_Raw records_:
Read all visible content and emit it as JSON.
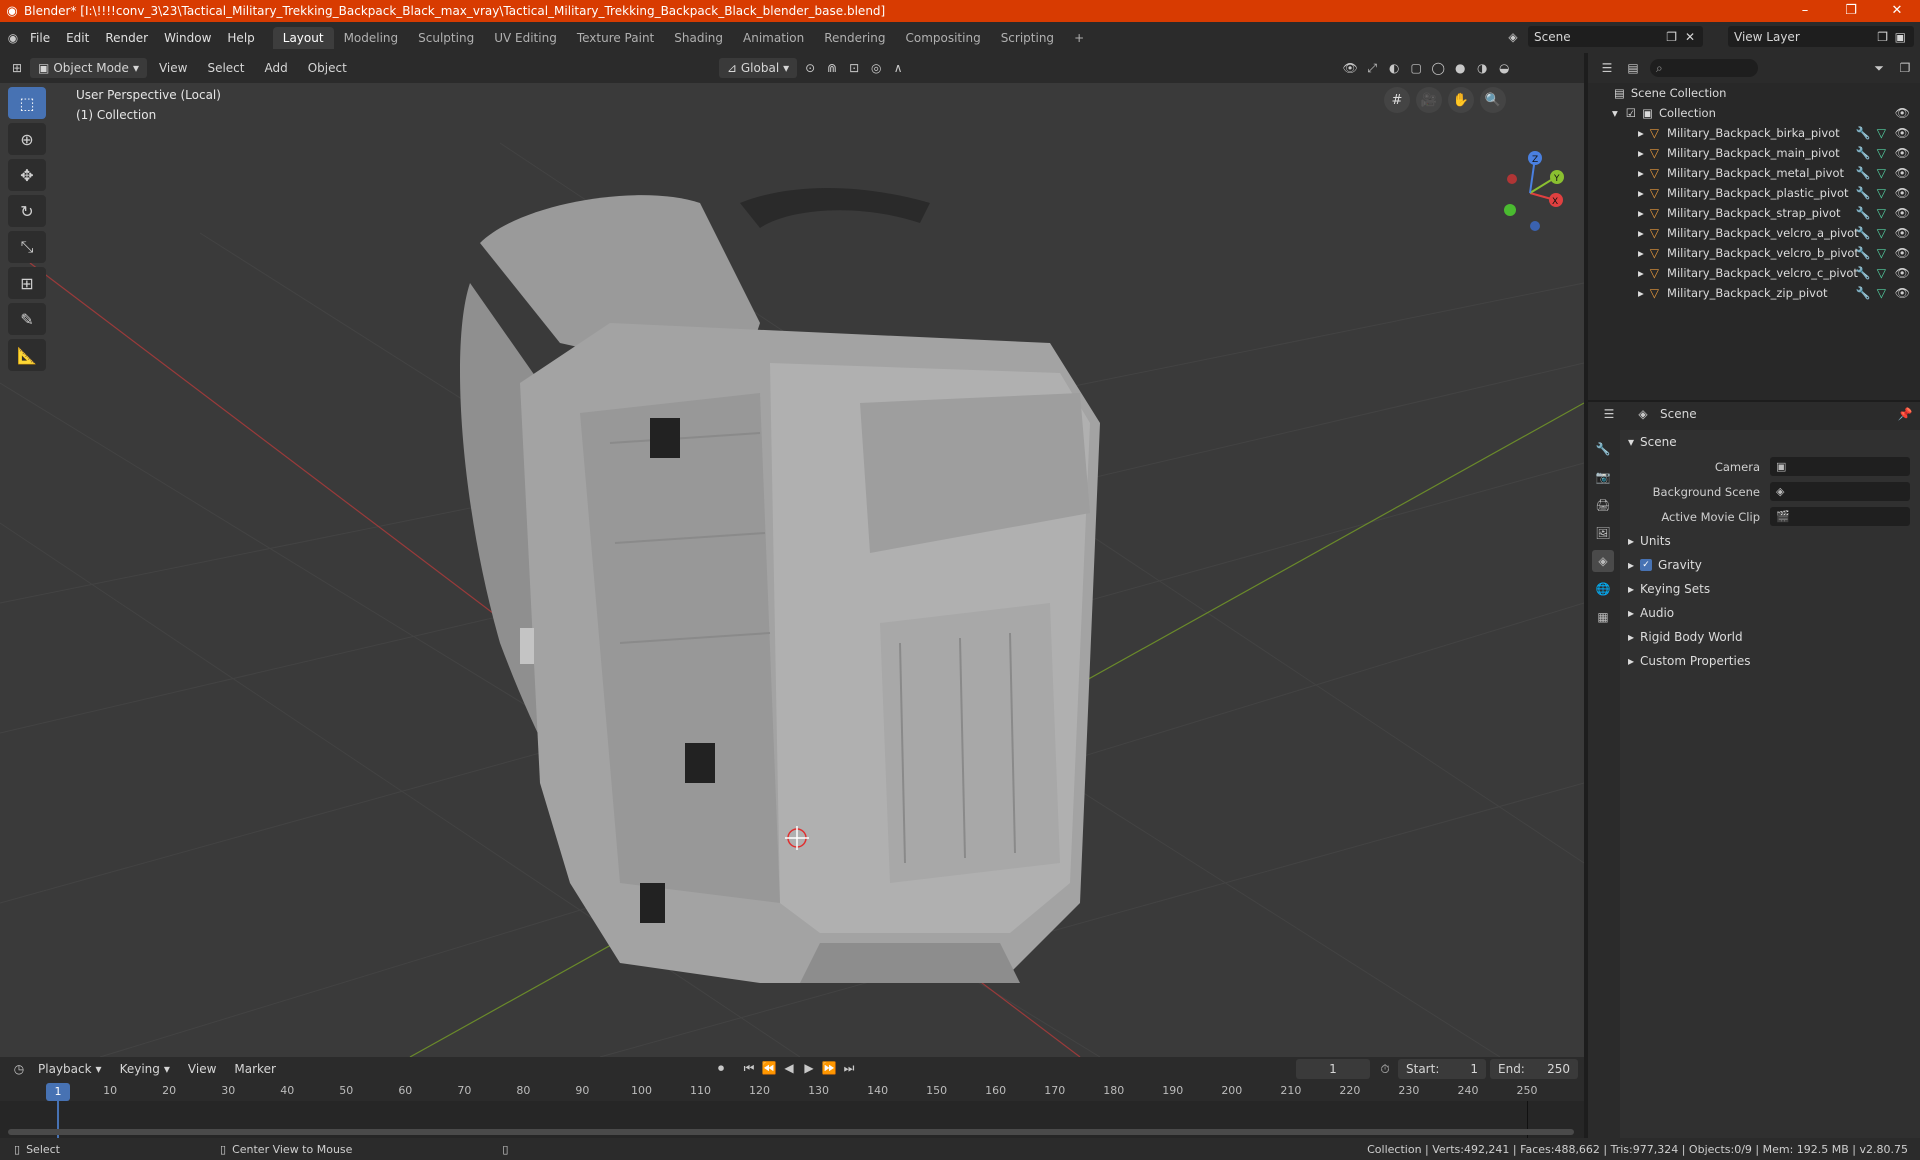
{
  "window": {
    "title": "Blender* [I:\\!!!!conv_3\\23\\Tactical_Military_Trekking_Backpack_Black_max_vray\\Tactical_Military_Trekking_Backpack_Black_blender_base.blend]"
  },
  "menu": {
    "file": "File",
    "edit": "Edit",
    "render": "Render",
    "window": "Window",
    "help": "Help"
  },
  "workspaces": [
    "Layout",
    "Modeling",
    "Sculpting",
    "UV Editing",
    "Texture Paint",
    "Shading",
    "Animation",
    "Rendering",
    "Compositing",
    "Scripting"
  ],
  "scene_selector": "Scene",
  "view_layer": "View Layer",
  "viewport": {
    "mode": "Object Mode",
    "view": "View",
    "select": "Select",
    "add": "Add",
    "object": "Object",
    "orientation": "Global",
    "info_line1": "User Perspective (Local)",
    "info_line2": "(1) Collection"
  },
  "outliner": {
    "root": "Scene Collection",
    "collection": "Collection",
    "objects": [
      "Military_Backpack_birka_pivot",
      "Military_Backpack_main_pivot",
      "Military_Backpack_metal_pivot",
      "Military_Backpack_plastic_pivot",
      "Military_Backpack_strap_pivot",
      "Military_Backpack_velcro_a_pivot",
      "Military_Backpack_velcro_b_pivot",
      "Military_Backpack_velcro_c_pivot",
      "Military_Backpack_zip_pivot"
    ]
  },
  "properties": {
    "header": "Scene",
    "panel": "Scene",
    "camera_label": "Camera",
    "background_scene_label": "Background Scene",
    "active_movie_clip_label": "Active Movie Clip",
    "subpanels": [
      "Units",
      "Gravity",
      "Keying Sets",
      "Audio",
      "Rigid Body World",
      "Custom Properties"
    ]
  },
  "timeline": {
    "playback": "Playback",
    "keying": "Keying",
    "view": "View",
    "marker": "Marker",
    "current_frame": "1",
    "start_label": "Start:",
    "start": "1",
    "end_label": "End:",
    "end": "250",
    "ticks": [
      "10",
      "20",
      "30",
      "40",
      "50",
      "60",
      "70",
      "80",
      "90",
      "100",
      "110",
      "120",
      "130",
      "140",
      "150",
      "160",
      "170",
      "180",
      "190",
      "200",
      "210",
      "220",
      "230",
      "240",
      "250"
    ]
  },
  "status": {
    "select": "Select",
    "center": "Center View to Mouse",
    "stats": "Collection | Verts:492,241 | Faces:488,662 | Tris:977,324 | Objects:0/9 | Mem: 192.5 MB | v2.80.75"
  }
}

_Exercise_:
Return the entries unchanged, save for the pictures, which do not belong in the copy.

_Response to this exercise_:
Read all visible content and emit it as JSON.
{
  "window": {
    "title": "Blender* [I:\\!!!!conv_3\\23\\Tactical_Military_Trekking_Backpack_Black_max_vray\\Tactical_Military_Trekking_Backpack_Black_blender_base.blend]"
  },
  "menu": {
    "file": "File",
    "edit": "Edit",
    "render": "Render",
    "window": "Window",
    "help": "Help"
  },
  "workspaces": [
    "Layout",
    "Modeling",
    "Sculpting",
    "UV Editing",
    "Texture Paint",
    "Shading",
    "Animation",
    "Rendering",
    "Compositing",
    "Scripting"
  ],
  "scene_selector": "Scene",
  "view_layer": "View Layer",
  "viewport": {
    "mode": "Object Mode",
    "view": "View",
    "select": "Select",
    "add": "Add",
    "object": "Object",
    "orientation": "Global",
    "info_line1": "User Perspective (Local)",
    "info_line2": "(1) Collection"
  },
  "outliner": {
    "root": "Scene Collection",
    "collection": "Collection",
    "objects": [
      "Military_Backpack_birka_pivot",
      "Military_Backpack_main_pivot",
      "Military_Backpack_metal_pivot",
      "Military_Backpack_plastic_pivot",
      "Military_Backpack_strap_pivot",
      "Military_Backpack_velcro_a_pivot",
      "Military_Backpack_velcro_b_pivot",
      "Military_Backpack_velcro_c_pivot",
      "Military_Backpack_zip_pivot"
    ]
  },
  "properties": {
    "header": "Scene",
    "panel": "Scene",
    "camera_label": "Camera",
    "background_scene_label": "Background Scene",
    "active_movie_clip_label": "Active Movie Clip",
    "subpanels": [
      "Units",
      "Gravity",
      "Keying Sets",
      "Audio",
      "Rigid Body World",
      "Custom Properties"
    ]
  },
  "timeline": {
    "playback": "Playback",
    "keying": "Keying",
    "view": "View",
    "marker": "Marker",
    "current_frame": "1",
    "start_label": "Start:",
    "start": "1",
    "end_label": "End:",
    "end": "250",
    "ticks": [
      "10",
      "20",
      "30",
      "40",
      "50",
      "60",
      "70",
      "80",
      "90",
      "100",
      "110",
      "120",
      "130",
      "140",
      "150",
      "160",
      "170",
      "180",
      "190",
      "200",
      "210",
      "220",
      "230",
      "240",
      "250"
    ]
  },
  "status": {
    "select": "Select",
    "center": "Center View to Mouse",
    "stats": "Collection | Verts:492,241 | Faces:488,662 | Tris:977,324 | Objects:0/9 | Mem: 192.5 MB | v2.80.75"
  }
}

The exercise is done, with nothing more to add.